Dataset rows:

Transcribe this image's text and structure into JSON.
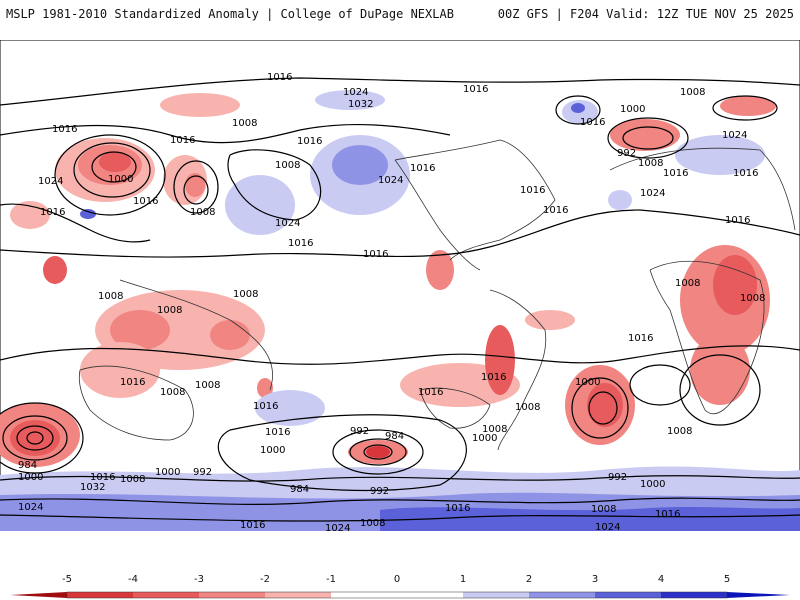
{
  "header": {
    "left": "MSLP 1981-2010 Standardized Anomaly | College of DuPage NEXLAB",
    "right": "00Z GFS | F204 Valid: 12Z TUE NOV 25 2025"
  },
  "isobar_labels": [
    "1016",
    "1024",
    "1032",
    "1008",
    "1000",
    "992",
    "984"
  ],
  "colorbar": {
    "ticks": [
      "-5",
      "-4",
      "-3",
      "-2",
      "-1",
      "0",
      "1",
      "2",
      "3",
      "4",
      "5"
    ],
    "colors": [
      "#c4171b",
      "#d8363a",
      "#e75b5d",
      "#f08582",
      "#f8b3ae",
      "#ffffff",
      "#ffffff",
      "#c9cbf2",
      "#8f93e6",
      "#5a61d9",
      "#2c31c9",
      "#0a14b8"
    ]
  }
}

Aim of the exercise: Transcribe the whole listing exactly. Pictures stay out of your copy.

Output of the task:
Transcribe this image's text and structure into JSON.
{
  "header": {
    "left": "MSLP 1981-2010 Standardized Anomaly | College of DuPage NEXLAB",
    "right": "00Z GFS | F204 Valid: 12Z TUE NOV 25 2025"
  },
  "isobar_labels": [
    "1016",
    "1024",
    "1032",
    "1008",
    "1000",
    "992",
    "984"
  ],
  "colorbar": {
    "ticks": [
      "-5",
      "-4",
      "-3",
      "-2",
      "-1",
      "0",
      "1",
      "2",
      "3",
      "4",
      "5"
    ],
    "colors": [
      "#c4171b",
      "#d8363a",
      "#e75b5d",
      "#f08582",
      "#f8b3ae",
      "#ffffff",
      "#ffffff",
      "#c9cbf2",
      "#8f93e6",
      "#5a61d9",
      "#2c31c9",
      "#0a14b8"
    ]
  }
}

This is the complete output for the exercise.